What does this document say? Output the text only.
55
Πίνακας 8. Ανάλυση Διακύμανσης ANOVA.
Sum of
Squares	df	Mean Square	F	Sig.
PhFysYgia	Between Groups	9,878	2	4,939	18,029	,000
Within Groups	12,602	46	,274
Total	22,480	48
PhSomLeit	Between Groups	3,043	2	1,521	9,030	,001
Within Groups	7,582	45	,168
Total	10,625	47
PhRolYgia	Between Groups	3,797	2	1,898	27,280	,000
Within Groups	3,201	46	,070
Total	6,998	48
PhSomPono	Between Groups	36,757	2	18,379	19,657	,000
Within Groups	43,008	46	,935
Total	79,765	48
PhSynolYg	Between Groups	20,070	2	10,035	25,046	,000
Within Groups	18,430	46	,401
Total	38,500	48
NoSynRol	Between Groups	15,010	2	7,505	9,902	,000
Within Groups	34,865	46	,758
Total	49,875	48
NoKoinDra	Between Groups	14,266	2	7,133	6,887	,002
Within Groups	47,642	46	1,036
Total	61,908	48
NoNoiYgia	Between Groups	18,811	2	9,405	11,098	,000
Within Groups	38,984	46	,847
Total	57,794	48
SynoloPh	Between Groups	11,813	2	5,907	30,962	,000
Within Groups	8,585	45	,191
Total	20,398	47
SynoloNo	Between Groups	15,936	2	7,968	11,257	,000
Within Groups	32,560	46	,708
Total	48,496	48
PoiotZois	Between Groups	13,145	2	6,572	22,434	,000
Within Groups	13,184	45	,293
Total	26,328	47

* * * * * * * * *

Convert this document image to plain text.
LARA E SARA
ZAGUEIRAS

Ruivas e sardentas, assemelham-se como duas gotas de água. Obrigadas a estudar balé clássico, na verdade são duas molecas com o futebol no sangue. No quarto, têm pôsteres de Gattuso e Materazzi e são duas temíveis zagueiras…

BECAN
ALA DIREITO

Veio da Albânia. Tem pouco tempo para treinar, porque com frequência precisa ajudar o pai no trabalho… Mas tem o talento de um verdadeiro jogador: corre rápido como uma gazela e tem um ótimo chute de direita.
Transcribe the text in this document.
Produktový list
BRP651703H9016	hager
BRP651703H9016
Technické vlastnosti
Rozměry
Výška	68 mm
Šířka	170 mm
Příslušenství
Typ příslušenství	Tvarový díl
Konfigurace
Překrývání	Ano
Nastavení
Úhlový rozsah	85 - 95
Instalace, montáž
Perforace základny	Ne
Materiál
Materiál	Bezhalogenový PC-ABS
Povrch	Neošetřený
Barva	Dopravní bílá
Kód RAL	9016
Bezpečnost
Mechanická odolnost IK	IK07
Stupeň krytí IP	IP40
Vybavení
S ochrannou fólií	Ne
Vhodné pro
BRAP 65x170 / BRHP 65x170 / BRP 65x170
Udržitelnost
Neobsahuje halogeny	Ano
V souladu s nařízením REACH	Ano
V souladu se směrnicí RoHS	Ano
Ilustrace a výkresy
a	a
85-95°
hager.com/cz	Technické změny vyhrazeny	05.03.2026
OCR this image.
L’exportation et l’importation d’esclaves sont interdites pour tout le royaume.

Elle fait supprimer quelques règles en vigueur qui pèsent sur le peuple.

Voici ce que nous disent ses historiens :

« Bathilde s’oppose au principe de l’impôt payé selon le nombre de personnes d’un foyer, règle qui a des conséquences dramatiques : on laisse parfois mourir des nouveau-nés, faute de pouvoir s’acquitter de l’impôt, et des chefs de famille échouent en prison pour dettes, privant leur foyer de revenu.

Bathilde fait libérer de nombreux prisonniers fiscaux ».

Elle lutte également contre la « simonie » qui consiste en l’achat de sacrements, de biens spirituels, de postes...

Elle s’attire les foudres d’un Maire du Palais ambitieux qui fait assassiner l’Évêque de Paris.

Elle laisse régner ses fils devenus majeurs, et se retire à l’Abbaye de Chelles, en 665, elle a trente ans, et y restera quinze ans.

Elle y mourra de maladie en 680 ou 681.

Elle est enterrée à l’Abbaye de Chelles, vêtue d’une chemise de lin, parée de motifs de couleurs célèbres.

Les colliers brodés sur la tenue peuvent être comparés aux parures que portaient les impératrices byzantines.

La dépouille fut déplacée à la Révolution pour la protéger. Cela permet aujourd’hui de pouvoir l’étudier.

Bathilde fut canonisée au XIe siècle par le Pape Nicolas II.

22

* * * * * * * * *

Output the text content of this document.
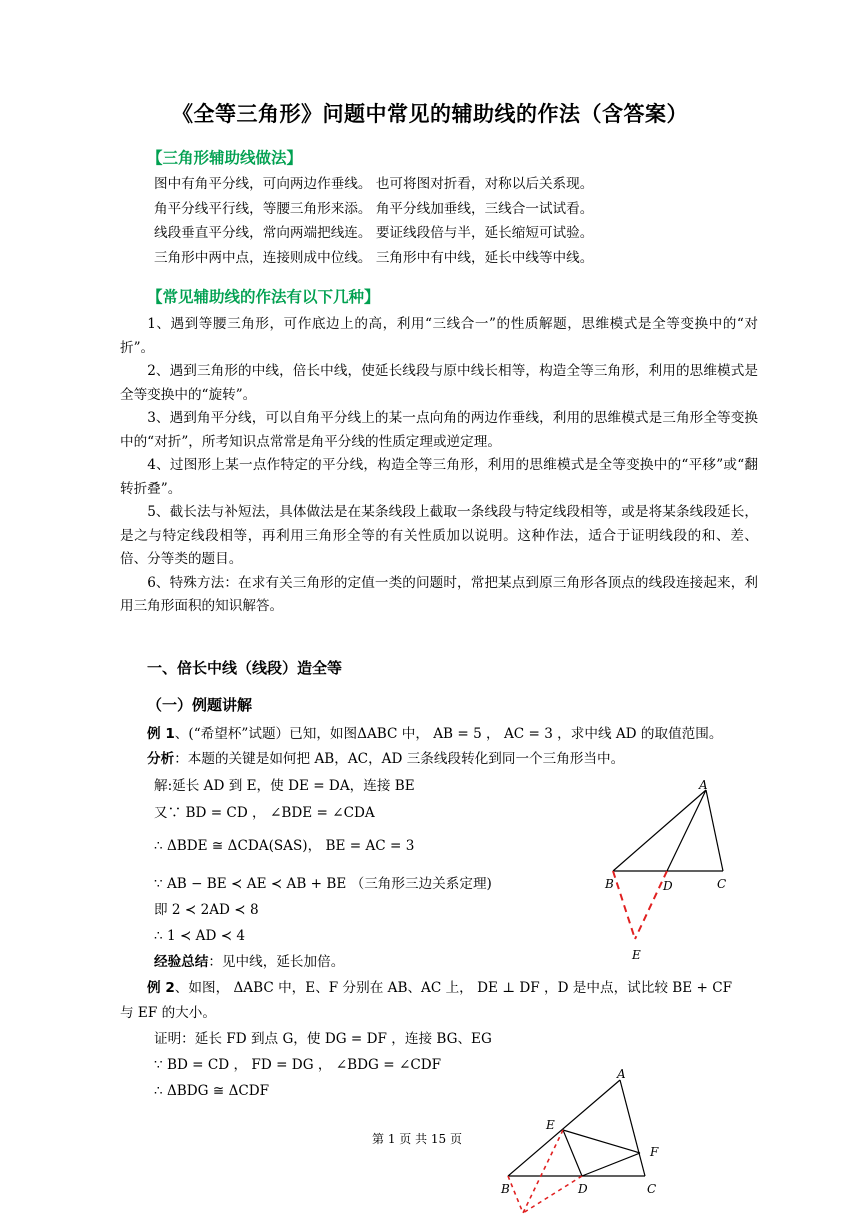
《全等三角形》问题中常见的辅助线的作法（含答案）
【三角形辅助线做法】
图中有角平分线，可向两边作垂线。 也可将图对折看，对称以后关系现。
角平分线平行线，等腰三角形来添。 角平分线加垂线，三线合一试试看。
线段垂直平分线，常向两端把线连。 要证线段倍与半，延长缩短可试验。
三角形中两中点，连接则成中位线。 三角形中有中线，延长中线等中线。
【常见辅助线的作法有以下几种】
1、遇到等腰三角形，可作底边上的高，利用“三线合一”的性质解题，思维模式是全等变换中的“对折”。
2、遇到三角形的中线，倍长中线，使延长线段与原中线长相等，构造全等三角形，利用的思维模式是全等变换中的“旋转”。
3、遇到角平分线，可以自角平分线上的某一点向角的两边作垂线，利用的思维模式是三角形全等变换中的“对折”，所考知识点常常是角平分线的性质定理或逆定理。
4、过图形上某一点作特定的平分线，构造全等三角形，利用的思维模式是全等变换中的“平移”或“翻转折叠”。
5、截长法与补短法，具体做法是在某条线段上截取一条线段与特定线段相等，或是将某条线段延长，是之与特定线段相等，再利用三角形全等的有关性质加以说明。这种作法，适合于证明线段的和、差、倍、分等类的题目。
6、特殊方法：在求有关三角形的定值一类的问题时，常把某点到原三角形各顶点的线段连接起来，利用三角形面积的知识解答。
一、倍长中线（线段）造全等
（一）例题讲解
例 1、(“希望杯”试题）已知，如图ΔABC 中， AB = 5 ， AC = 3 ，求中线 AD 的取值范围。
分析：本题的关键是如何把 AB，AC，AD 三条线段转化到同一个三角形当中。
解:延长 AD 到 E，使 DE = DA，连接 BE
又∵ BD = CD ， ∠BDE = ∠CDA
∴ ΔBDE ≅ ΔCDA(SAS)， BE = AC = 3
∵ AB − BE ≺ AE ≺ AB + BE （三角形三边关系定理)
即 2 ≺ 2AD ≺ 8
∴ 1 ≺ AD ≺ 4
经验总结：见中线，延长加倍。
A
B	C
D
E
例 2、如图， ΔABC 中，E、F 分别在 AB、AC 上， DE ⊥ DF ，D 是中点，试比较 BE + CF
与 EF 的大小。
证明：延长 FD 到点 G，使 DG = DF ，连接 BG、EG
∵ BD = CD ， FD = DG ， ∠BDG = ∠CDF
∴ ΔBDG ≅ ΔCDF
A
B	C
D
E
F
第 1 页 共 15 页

* * * * * * * * *

_EXERCISE AIM_
Every line above that contains the word "构造全等三角形" should be reported.

_EXERCISE RESULT_
2、遇到三角形的中线，倍长中线，使延长线段与原中线长相等，构造全等三角形，利用的思维模式是全等变换中的“旋转”。
4、过图形上某一点作特定的平分线，构造全等三角形，利用的思维模式是全等变换中的“平移”或“翻转折叠”。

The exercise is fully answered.